CHALLENGE: Return all of the data exactly as given.

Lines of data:
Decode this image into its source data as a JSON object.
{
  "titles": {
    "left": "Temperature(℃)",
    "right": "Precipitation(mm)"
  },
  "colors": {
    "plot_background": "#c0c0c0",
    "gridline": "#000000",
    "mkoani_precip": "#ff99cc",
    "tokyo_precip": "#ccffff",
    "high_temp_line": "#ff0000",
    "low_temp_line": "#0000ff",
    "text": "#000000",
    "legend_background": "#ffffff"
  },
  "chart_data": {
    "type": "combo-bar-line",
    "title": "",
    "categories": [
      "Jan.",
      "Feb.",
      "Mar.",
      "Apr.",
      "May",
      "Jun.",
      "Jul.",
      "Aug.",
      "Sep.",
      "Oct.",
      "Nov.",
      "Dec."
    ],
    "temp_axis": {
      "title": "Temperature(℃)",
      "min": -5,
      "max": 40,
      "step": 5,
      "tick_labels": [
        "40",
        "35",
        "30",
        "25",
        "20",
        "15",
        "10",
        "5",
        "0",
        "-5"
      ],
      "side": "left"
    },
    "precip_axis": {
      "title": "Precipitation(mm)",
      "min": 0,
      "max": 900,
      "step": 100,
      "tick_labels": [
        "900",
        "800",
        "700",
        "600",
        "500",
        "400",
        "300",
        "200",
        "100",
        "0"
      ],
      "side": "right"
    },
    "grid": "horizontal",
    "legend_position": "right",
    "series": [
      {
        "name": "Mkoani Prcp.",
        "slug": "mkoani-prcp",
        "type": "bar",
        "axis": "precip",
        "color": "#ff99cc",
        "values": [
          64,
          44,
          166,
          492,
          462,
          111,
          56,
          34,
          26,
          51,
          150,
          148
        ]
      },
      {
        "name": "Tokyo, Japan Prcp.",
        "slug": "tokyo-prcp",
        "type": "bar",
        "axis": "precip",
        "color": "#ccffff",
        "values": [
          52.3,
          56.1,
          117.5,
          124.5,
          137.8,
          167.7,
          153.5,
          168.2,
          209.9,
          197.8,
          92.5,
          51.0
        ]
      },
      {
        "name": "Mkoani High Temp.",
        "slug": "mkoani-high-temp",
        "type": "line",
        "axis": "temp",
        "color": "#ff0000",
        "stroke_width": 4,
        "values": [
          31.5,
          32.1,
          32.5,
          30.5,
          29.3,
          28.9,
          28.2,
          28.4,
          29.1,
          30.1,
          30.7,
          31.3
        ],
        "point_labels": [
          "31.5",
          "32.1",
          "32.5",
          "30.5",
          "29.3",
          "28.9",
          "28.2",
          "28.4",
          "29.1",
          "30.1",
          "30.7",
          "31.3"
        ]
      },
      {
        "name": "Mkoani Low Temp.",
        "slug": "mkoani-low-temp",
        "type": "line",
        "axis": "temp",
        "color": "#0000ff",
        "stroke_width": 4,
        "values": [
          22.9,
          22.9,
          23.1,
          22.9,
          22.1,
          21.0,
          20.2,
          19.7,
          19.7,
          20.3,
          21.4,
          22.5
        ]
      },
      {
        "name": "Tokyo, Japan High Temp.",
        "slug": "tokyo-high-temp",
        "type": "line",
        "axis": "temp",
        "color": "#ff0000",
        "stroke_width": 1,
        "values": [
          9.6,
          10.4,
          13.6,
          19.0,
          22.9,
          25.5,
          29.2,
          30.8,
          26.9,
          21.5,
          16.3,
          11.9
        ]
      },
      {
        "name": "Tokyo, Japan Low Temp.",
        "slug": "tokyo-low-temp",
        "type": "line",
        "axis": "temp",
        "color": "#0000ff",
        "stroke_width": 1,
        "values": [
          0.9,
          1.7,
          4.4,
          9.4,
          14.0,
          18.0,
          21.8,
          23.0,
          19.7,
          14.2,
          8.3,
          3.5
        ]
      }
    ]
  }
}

FULL SOLUTION:
Decode this image into its source data as a JSON object.
{
  "titles": {
    "left": "Temperature(℃)",
    "right": "Precipitation(mm)"
  },
  "colors": {
    "plot_background": "#c0c0c0",
    "gridline": "#000000",
    "mkoani_precip": "#ff99cc",
    "tokyo_precip": "#ccffff",
    "high_temp_line": "#ff0000",
    "low_temp_line": "#0000ff",
    "text": "#000000",
    "legend_background": "#ffffff"
  },
  "chart_data": {
    "type": "combo-bar-line",
    "title": "",
    "categories": [
      "Jan.",
      "Feb.",
      "Mar.",
      "Apr.",
      "May",
      "Jun.",
      "Jul.",
      "Aug.",
      "Sep.",
      "Oct.",
      "Nov.",
      "Dec."
    ],
    "temp_axis": {
      "title": "Temperature(℃)",
      "min": -5,
      "max": 40,
      "step": 5,
      "tick_labels": [
        "40",
        "35",
        "30",
        "25",
        "20",
        "15",
        "10",
        "5",
        "0",
        "-5"
      ],
      "side": "left"
    },
    "precip_axis": {
      "title": "Precipitation(mm)",
      "min": 0,
      "max": 900,
      "step": 100,
      "tick_labels": [
        "900",
        "800",
        "700",
        "600",
        "500",
        "400",
        "300",
        "200",
        "100",
        "0"
      ],
      "side": "right"
    },
    "grid": "horizontal",
    "legend_position": "right",
    "series": [
      {
        "name": "Mkoani Prcp.",
        "slug": "mkoani-prcp",
        "type": "bar",
        "axis": "precip",
        "color": "#ff99cc",
        "values": [
          64,
          44,
          166,
          492,
          462,
          111,
          56,
          34,
          26,
          51,
          150,
          148
        ]
      },
      {
        "name": "Tokyo, Japan Prcp.",
        "slug": "tokyo-prcp",
        "type": "bar",
        "axis": "precip",
        "color": "#ccffff",
        "values": [
          52.3,
          56.1,
          117.5,
          124.5,
          137.8,
          167.7,
          153.5,
          168.2,
          209.9,
          197.8,
          92.5,
          51.0
        ]
      },
      {
        "name": "Mkoani High Temp.",
        "slug": "mkoani-high-temp",
        "type": "line",
        "axis": "temp",
        "color": "#ff0000",
        "stroke_width": 4,
        "values": [
          31.5,
          32.1,
          32.5,
          30.5,
          29.3,
          28.9,
          28.2,
          28.4,
          29.1,
          30.1,
          30.7,
          31.3
        ],
        "point_labels": [
          "31.5",
          "32.1",
          "32.5",
          "30.5",
          "29.3",
          "28.9",
          "28.2",
          "28.4",
          "29.1",
          "30.1",
          "30.7",
          "31.3"
        ]
      },
      {
        "name": "Mkoani Low Temp.",
        "slug": "mkoani-low-temp",
        "type": "line",
        "axis": "temp",
        "color": "#0000ff",
        "stroke_width": 4,
        "values": [
          22.9,
          22.9,
          23.1,
          22.9,
          22.1,
          21.0,
          20.2,
          19.7,
          19.7,
          20.3,
          21.4,
          22.5
        ]
      },
      {
        "name": "Tokyo, Japan High Temp.",
        "slug": "tokyo-high-temp",
        "type": "line",
        "axis": "temp",
        "color": "#ff0000",
        "stroke_width": 1,
        "values": [
          9.6,
          10.4,
          13.6,
          19.0,
          22.9,
          25.5,
          29.2,
          30.8,
          26.9,
          21.5,
          16.3,
          11.9
        ]
      },
      {
        "name": "Tokyo, Japan Low Temp.",
        "slug": "tokyo-low-temp",
        "type": "line",
        "axis": "temp",
        "color": "#0000ff",
        "stroke_width": 1,
        "values": [
          0.9,
          1.7,
          4.4,
          9.4,
          14.0,
          18.0,
          21.8,
          23.0,
          19.7,
          14.2,
          8.3,
          3.5
        ]
      }
    ]
  }
}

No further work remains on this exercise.